** Requirements **
In the listing below, locate the lines that hold the string "测试发信". Copy those lines.

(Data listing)
-=-=-

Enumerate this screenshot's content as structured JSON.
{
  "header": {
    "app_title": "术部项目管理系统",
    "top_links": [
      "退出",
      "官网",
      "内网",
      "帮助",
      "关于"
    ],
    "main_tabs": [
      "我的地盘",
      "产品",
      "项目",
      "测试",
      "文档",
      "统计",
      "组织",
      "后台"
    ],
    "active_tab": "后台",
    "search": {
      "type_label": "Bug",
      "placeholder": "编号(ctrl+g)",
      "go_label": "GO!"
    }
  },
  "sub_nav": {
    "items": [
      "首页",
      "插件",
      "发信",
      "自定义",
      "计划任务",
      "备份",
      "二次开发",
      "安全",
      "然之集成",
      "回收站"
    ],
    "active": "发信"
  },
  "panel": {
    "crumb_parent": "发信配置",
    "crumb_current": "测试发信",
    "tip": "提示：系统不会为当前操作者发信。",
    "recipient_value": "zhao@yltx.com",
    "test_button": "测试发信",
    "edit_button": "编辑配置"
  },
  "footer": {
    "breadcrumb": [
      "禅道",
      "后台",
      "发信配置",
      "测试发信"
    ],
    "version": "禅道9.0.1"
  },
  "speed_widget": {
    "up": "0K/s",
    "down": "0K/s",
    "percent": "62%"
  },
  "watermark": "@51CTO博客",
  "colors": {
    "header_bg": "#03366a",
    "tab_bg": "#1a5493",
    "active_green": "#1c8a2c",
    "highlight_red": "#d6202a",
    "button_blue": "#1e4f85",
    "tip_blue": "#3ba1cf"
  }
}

-=-=-

** Task solution **
    "crumb_current": "测试发信",
    "test_button": "测试发信",
      "测试发信"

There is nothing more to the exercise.